* ACTIVITY *
Return, from the lines below, each one that includes the word "beslutet".

* SOURCE INFORMATION *

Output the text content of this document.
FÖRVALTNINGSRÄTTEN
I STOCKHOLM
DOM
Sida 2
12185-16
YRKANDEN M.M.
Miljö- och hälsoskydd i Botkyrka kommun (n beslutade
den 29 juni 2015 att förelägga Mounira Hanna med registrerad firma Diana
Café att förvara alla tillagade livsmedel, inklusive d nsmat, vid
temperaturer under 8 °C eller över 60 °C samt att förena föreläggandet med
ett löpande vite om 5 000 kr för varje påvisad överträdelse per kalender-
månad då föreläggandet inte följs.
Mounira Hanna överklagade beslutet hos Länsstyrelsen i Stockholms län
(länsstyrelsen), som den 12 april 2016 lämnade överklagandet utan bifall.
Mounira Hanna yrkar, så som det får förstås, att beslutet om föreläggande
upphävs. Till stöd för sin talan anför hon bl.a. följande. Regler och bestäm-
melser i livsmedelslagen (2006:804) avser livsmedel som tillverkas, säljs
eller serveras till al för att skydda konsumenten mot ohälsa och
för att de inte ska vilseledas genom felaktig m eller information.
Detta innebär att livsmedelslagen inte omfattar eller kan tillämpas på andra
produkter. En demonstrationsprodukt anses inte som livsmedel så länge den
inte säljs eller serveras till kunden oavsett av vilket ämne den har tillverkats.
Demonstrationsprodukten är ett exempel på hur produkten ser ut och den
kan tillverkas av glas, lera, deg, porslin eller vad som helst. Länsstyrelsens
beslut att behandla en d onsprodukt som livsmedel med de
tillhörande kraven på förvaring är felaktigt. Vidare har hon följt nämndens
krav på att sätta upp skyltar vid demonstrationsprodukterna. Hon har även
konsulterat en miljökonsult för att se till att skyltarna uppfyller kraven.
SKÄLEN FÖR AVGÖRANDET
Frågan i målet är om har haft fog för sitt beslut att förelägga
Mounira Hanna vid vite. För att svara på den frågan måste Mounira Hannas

* YOUR RESPONSE *
Mounira Hanna överklagade beslutet hos Länsstyrelsen i Stockholms län
Mounira Hanna yrkar, så som det får förstås, att beslutet om föreläggande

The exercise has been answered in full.